- [EXERCISE INSTRUCTIONS]:
Find the string "Massiera" in the data, then copy every line where it is found.
*** RECORD LIST ***
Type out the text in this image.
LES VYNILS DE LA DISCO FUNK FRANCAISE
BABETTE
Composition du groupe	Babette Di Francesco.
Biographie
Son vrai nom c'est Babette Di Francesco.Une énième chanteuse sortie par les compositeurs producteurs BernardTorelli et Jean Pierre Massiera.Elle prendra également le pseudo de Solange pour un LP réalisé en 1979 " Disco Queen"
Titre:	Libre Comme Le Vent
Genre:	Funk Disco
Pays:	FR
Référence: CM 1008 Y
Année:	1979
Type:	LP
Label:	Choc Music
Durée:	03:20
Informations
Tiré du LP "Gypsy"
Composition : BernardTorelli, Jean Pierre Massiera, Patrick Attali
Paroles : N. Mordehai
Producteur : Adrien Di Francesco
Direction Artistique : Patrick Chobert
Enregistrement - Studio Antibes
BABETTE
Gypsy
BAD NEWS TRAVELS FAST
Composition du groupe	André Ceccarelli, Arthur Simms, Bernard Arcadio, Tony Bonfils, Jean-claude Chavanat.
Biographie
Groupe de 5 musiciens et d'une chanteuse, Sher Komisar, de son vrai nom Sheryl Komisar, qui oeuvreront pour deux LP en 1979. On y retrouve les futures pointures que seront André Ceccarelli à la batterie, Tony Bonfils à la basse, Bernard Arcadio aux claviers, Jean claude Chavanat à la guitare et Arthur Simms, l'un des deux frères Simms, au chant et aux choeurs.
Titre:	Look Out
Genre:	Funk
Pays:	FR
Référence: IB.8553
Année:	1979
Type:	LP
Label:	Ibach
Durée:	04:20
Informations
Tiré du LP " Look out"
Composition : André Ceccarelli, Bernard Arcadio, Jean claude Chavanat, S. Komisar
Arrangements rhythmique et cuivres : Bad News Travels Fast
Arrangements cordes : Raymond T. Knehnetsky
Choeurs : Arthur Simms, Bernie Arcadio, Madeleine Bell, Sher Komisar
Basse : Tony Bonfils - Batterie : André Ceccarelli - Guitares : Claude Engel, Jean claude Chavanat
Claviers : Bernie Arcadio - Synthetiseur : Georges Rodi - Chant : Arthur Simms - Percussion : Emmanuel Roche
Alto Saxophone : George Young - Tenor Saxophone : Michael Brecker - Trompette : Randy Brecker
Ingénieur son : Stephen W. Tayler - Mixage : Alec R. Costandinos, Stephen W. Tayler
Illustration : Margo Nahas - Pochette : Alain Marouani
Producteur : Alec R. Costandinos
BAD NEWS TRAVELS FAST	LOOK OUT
***
*** RECORD LIST ***
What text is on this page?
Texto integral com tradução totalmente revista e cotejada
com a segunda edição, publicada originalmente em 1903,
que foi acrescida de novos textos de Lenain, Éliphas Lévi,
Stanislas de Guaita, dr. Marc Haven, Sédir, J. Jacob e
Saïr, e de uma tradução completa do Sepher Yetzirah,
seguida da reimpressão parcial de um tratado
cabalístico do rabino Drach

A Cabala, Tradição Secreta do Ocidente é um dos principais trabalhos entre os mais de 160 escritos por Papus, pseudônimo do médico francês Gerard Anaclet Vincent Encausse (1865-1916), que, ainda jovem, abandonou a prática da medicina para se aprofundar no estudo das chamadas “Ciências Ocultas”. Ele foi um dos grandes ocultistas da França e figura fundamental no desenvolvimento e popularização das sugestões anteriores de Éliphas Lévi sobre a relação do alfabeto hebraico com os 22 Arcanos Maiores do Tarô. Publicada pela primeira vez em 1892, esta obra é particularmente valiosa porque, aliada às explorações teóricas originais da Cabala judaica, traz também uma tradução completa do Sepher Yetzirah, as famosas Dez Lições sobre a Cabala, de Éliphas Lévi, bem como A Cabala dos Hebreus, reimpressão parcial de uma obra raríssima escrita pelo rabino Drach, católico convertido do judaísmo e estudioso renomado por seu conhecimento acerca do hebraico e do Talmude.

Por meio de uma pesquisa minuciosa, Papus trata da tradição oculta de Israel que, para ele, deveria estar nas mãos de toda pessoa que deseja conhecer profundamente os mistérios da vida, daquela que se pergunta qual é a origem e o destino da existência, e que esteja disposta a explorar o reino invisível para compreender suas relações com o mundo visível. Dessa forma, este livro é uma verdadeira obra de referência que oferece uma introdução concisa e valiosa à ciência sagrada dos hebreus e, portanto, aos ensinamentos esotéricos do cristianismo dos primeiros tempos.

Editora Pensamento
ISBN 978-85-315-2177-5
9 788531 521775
***
- [CORRECT RESULT]:
Son vrai nom c'est Babette Di Francesco.Une énième chanteuse sortie par les compositeurs producteurs BernardTorelli et Jean Pierre Massiera.Elle prendra également le pseudo de Solange pour un LP réalisé en 1979 " Disco Queen"
Composition : BernardTorelli, Jean Pierre Massiera, Patrick Attali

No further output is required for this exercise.